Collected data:
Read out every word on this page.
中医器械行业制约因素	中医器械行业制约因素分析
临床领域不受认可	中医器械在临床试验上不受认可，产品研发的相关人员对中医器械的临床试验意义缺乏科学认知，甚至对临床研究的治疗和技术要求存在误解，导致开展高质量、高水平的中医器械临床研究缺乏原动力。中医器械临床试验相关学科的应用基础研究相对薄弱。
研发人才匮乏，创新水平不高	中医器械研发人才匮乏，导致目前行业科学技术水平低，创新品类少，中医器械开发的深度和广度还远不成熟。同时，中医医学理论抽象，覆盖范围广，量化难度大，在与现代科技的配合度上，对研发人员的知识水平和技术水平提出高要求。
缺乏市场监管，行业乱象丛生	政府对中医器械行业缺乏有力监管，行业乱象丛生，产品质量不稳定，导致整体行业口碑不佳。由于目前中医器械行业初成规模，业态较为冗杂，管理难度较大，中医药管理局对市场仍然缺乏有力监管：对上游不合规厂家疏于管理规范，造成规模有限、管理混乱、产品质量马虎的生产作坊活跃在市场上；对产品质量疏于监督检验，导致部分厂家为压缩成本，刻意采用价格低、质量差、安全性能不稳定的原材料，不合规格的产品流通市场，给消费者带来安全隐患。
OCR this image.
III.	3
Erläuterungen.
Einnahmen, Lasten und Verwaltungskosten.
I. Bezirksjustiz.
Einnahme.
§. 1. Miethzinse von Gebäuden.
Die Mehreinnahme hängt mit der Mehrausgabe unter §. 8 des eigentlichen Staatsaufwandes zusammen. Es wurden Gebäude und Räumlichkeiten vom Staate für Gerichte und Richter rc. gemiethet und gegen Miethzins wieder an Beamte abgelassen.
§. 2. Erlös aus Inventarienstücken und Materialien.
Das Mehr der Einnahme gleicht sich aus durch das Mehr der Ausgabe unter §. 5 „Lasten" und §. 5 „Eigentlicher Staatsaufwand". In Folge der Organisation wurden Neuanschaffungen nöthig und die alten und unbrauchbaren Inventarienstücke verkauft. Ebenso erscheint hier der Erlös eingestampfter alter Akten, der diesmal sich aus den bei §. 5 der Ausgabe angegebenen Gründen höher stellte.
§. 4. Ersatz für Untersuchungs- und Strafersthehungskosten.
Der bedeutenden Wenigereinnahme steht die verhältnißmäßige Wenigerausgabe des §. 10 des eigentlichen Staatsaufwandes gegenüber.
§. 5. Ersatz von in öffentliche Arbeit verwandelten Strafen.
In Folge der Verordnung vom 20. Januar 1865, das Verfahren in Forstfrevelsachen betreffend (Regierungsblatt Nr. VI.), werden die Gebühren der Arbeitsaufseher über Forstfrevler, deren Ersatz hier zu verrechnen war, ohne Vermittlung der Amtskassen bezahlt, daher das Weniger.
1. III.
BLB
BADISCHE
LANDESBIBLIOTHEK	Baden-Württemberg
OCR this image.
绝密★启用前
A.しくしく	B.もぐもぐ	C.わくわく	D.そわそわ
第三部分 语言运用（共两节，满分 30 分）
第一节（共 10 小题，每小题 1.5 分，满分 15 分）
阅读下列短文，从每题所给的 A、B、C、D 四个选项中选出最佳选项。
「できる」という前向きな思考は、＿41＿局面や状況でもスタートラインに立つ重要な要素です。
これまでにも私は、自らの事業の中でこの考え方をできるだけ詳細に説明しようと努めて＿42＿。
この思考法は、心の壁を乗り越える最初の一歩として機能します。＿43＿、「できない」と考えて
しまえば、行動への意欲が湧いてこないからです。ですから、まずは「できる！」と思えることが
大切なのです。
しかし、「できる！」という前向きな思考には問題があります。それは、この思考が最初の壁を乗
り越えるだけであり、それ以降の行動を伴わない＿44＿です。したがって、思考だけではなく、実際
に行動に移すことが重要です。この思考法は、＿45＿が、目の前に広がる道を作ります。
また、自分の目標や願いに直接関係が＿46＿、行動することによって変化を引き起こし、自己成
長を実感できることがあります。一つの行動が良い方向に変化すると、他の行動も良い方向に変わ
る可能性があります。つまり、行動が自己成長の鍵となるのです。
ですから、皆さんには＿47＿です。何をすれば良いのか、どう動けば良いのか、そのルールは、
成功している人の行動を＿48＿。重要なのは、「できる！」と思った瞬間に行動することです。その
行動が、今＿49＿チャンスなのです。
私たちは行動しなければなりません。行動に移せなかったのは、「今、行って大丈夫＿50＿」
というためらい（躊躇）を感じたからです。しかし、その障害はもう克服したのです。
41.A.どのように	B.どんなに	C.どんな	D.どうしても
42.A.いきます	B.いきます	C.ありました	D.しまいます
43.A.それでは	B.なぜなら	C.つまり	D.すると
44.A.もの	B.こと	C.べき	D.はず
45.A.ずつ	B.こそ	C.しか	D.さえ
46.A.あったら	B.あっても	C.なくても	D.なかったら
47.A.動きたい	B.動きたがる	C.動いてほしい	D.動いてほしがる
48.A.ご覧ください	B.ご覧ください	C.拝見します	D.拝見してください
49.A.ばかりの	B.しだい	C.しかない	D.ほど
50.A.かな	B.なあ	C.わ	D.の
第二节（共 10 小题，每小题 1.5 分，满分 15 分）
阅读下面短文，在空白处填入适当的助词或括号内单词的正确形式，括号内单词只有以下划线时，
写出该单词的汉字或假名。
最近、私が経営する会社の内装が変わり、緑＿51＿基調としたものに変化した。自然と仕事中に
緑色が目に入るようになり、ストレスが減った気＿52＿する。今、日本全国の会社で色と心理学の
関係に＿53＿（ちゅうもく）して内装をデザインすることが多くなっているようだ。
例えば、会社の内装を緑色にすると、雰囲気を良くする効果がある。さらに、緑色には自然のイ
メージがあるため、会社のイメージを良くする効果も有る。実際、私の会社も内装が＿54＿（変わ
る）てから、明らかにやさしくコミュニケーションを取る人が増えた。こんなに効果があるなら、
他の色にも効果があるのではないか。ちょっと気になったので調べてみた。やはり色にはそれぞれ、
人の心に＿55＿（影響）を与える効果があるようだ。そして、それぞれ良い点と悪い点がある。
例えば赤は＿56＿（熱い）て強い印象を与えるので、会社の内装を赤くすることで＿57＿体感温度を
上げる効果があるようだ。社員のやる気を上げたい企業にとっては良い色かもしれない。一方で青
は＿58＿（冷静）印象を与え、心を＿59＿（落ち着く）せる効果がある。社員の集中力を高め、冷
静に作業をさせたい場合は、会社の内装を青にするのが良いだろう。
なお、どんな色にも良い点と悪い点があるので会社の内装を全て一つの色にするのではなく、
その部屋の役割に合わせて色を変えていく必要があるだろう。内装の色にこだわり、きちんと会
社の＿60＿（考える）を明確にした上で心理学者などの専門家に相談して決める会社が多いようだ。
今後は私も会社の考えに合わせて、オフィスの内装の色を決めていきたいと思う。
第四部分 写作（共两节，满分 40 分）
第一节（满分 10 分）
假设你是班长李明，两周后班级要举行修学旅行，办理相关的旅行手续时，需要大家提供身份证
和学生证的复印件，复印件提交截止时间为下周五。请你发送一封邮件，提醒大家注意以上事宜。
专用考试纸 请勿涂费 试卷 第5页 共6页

Task goal - What is the number of lines above that contain "Staatsaufwandes"? Answer with that number only.

Finished exercise - 2